*Exercise task*:
Calculate how many lines in the following records hold the word "Integrations", and report that number without comment.
-------- Provided entries --------
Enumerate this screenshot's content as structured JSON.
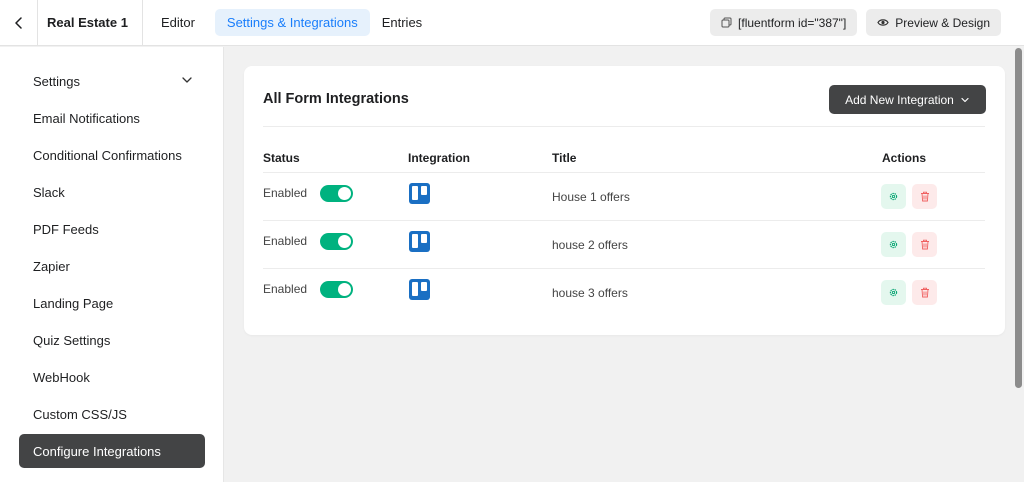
{
  "topbar": {
    "form_name": "Real Estate 1",
    "tabs": [
      {
        "label": "Editor"
      },
      {
        "label": "Settings & Integrations"
      },
      {
        "label": "Entries"
      }
    ],
    "shortcode_label": "[fluentform id=\"387\"]",
    "preview_label": "Preview & Design"
  },
  "sidebar": {
    "items": [
      {
        "label": "Settings"
      },
      {
        "label": "Email Notifications"
      },
      {
        "label": "Conditional Confirmations"
      },
      {
        "label": "Slack"
      },
      {
        "label": "PDF Feeds"
      },
      {
        "label": "Zapier"
      },
      {
        "label": "Landing Page"
      },
      {
        "label": "Quiz Settings"
      },
      {
        "label": "WebHook"
      },
      {
        "label": "Custom CSS/JS"
      },
      {
        "label": "Configure Integrations"
      }
    ]
  },
  "main": {
    "title": "All Form Integrations",
    "add_button_label": "Add New Integration",
    "columns": {
      "status": "Status",
      "integration": "Integration",
      "title": "Title",
      "actions": "Actions"
    },
    "rows": [
      {
        "status": "Enabled",
        "integration_icon": "trello-icon",
        "title": "House 1 offers"
      },
      {
        "status": "Enabled",
        "integration_icon": "trello-icon",
        "title": "house 2 offers"
      },
      {
        "status": "Enabled",
        "integration_icon": "trello-icon",
        "title": "house 3 offers"
      }
    ]
  },
  "colors": {
    "accent": "#1a7efb",
    "toggle_on": "#00b27f",
    "dark_button": "#434445",
    "trello": "#1a6fc3"
  }
}
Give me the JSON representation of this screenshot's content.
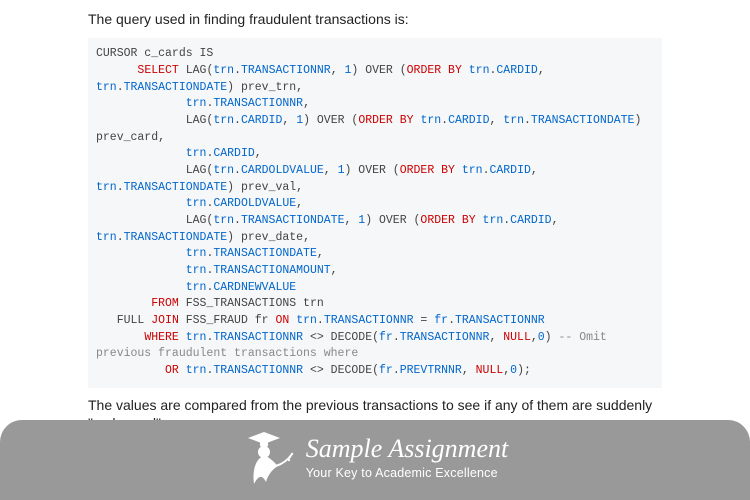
{
  "intro": "The query used in finding fraudulent transactions is:",
  "outro": "The values are compared from the previous transactions to see if any of them are suddenly \"recharged\".",
  "code": {
    "tokens": [
      {
        "t": "CURSOR c_cards IS\n"
      },
      {
        "t": "      ",
        "c": ""
      },
      {
        "t": "SELECT",
        "c": "kw-red"
      },
      {
        "t": " LAG("
      },
      {
        "t": "trn",
        "c": "kw-blue"
      },
      {
        "t": "."
      },
      {
        "t": "TRANSACTIONNR",
        "c": "kw-blue"
      },
      {
        "t": ", "
      },
      {
        "t": "1",
        "c": "kw-blue"
      },
      {
        "t": ") OVER ("
      },
      {
        "t": "ORDER BY",
        "c": "kw-red"
      },
      {
        "t": " "
      },
      {
        "t": "trn",
        "c": "kw-blue"
      },
      {
        "t": "."
      },
      {
        "t": "CARDID",
        "c": "kw-blue"
      },
      {
        "t": ", "
      },
      {
        "t": "trn",
        "c": "kw-blue"
      },
      {
        "t": "."
      },
      {
        "t": "TRANSACTIONDATE",
        "c": "kw-blue"
      },
      {
        "t": ") prev_trn,\n"
      },
      {
        "t": "             "
      },
      {
        "t": "trn",
        "c": "kw-blue"
      },
      {
        "t": "."
      },
      {
        "t": "TRANSACTIONNR",
        "c": "kw-blue"
      },
      {
        "t": ",\n"
      },
      {
        "t": "             LAG("
      },
      {
        "t": "trn",
        "c": "kw-blue"
      },
      {
        "t": "."
      },
      {
        "t": "CARDID",
        "c": "kw-blue"
      },
      {
        "t": ", "
      },
      {
        "t": "1",
        "c": "kw-blue"
      },
      {
        "t": ") OVER ("
      },
      {
        "t": "ORDER BY",
        "c": "kw-red"
      },
      {
        "t": " "
      },
      {
        "t": "trn",
        "c": "kw-blue"
      },
      {
        "t": "."
      },
      {
        "t": "CARDID",
        "c": "kw-blue"
      },
      {
        "t": ", "
      },
      {
        "t": "trn",
        "c": "kw-blue"
      },
      {
        "t": "."
      },
      {
        "t": "TRANSACTIONDATE",
        "c": "kw-blue"
      },
      {
        "t": ") prev_card,\n"
      },
      {
        "t": "             "
      },
      {
        "t": "trn",
        "c": "kw-blue"
      },
      {
        "t": "."
      },
      {
        "t": "CARDID",
        "c": "kw-blue"
      },
      {
        "t": ",\n"
      },
      {
        "t": "             LAG("
      },
      {
        "t": "trn",
        "c": "kw-blue"
      },
      {
        "t": "."
      },
      {
        "t": "CARDOLDVALUE",
        "c": "kw-blue"
      },
      {
        "t": ", "
      },
      {
        "t": "1",
        "c": "kw-blue"
      },
      {
        "t": ") OVER ("
      },
      {
        "t": "ORDER BY",
        "c": "kw-red"
      },
      {
        "t": " "
      },
      {
        "t": "trn",
        "c": "kw-blue"
      },
      {
        "t": "."
      },
      {
        "t": "CARDID",
        "c": "kw-blue"
      },
      {
        "t": ", "
      },
      {
        "t": "trn",
        "c": "kw-blue"
      },
      {
        "t": "."
      },
      {
        "t": "TRANSACTIONDATE",
        "c": "kw-blue"
      },
      {
        "t": ") prev_val,\n"
      },
      {
        "t": "             "
      },
      {
        "t": "trn",
        "c": "kw-blue"
      },
      {
        "t": "."
      },
      {
        "t": "CARDOLDVALUE",
        "c": "kw-blue"
      },
      {
        "t": ",\n"
      },
      {
        "t": "             LAG("
      },
      {
        "t": "trn",
        "c": "kw-blue"
      },
      {
        "t": "."
      },
      {
        "t": "TRANSACTIONDATE",
        "c": "kw-blue"
      },
      {
        "t": ", "
      },
      {
        "t": "1",
        "c": "kw-blue"
      },
      {
        "t": ") OVER ("
      },
      {
        "t": "ORDER BY",
        "c": "kw-red"
      },
      {
        "t": " "
      },
      {
        "t": "trn",
        "c": "kw-blue"
      },
      {
        "t": "."
      },
      {
        "t": "CARDID",
        "c": "kw-blue"
      },
      {
        "t": ", "
      },
      {
        "t": "trn",
        "c": "kw-blue"
      },
      {
        "t": "."
      },
      {
        "t": "TRANSACTIONDATE",
        "c": "kw-blue"
      },
      {
        "t": ") prev_date,\n"
      },
      {
        "t": "             "
      },
      {
        "t": "trn",
        "c": "kw-blue"
      },
      {
        "t": "."
      },
      {
        "t": "TRANSACTIONDATE",
        "c": "kw-blue"
      },
      {
        "t": ",\n"
      },
      {
        "t": "             "
      },
      {
        "t": "trn",
        "c": "kw-blue"
      },
      {
        "t": "."
      },
      {
        "t": "TRANSACTIONAMOUNT",
        "c": "kw-blue"
      },
      {
        "t": ",\n"
      },
      {
        "t": "             "
      },
      {
        "t": "trn",
        "c": "kw-blue"
      },
      {
        "t": "."
      },
      {
        "t": "CARDNEWVALUE",
        "c": "kw-blue"
      },
      {
        "t": "\n"
      },
      {
        "t": "        "
      },
      {
        "t": "FROM",
        "c": "kw-red"
      },
      {
        "t": " FSS_TRANSACTIONS trn\n"
      },
      {
        "t": "   FULL "
      },
      {
        "t": "JOIN",
        "c": "kw-red"
      },
      {
        "t": " FSS_FRAUD fr "
      },
      {
        "t": "ON",
        "c": "kw-red"
      },
      {
        "t": " "
      },
      {
        "t": "trn",
        "c": "kw-blue"
      },
      {
        "t": "."
      },
      {
        "t": "TRANSACTIONNR",
        "c": "kw-blue"
      },
      {
        "t": " = "
      },
      {
        "t": "fr",
        "c": "kw-blue"
      },
      {
        "t": "."
      },
      {
        "t": "TRANSACTIONNR",
        "c": "kw-blue"
      },
      {
        "t": "\n"
      },
      {
        "t": "       "
      },
      {
        "t": "WHERE",
        "c": "kw-red"
      },
      {
        "t": " "
      },
      {
        "t": "trn",
        "c": "kw-blue"
      },
      {
        "t": "."
      },
      {
        "t": "TRANSACTIONNR",
        "c": "kw-blue"
      },
      {
        "t": " <> DECODE("
      },
      {
        "t": "fr",
        "c": "kw-blue"
      },
      {
        "t": "."
      },
      {
        "t": "TRANSACTIONNR",
        "c": "kw-blue"
      },
      {
        "t": ", "
      },
      {
        "t": "NULL",
        "c": "kw-red"
      },
      {
        "t": ","
      },
      {
        "t": "0",
        "c": "kw-blue"
      },
      {
        "t": ") "
      },
      {
        "t": "-- Omit previous fraudulent transactions where",
        "c": "kw-gray"
      },
      {
        "t": "\n"
      },
      {
        "t": "          "
      },
      {
        "t": "OR",
        "c": "kw-red"
      },
      {
        "t": " "
      },
      {
        "t": "trn",
        "c": "kw-blue"
      },
      {
        "t": "."
      },
      {
        "t": "TRANSACTIONNR",
        "c": "kw-blue"
      },
      {
        "t": " <> DECODE("
      },
      {
        "t": "fr",
        "c": "kw-blue"
      },
      {
        "t": "."
      },
      {
        "t": "PREVTRNNR",
        "c": "kw-blue"
      },
      {
        "t": ", "
      },
      {
        "t": "NULL",
        "c": "kw-red"
      },
      {
        "t": ","
      },
      {
        "t": "0",
        "c": "kw-blue"
      },
      {
        "t": ");"
      }
    ]
  },
  "brand": {
    "name": "Sample Assignment",
    "tagline": "Your Key to Academic Excellence"
  }
}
--------
*Solution*:
3